Source data:
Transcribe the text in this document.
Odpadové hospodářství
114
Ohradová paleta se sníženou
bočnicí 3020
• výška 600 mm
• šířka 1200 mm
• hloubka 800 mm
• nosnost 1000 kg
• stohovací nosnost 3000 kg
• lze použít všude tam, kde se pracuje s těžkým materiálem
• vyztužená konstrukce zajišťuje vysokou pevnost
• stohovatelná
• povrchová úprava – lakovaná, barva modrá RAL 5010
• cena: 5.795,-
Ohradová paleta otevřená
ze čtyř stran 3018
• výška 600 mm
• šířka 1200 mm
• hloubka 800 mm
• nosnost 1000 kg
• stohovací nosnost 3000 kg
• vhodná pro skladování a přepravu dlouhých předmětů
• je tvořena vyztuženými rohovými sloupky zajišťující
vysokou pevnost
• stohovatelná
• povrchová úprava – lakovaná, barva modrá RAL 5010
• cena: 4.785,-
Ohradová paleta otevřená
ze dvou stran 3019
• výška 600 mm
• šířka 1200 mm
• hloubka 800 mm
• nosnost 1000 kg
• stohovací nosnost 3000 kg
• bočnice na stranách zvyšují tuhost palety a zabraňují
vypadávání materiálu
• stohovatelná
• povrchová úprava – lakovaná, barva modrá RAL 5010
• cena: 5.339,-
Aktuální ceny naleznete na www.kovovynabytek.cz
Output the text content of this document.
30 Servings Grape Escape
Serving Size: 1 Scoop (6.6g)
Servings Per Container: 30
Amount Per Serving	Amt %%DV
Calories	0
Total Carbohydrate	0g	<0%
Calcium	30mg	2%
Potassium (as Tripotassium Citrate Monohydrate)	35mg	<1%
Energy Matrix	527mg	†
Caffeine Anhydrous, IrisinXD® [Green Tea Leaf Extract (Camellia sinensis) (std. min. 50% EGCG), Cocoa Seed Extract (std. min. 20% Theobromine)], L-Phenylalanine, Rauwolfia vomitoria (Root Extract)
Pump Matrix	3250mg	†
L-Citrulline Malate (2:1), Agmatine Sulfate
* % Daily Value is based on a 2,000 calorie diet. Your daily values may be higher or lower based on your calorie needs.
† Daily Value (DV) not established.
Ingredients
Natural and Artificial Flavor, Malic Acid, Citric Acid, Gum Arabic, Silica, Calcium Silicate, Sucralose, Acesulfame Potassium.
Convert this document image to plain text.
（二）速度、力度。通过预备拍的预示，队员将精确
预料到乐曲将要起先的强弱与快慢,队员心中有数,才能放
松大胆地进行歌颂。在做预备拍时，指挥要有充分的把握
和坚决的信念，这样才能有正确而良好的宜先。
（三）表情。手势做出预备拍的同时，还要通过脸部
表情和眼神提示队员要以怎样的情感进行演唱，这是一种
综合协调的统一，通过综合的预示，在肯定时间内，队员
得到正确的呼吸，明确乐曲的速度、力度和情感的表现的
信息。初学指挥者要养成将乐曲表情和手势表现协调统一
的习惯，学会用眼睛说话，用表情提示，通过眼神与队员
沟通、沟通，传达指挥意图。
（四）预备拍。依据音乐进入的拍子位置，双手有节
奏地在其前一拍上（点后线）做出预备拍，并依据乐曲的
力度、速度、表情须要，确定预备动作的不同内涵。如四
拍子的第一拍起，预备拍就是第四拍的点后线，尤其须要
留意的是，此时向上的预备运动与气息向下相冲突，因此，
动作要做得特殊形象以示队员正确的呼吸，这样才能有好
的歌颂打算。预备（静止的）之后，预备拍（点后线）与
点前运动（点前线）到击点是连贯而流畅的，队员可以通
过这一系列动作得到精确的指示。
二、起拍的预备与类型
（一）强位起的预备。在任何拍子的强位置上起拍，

### Problem details
Of all the lines in the entries, how many contain the word "pevnost"? Give only the number.

### The result
2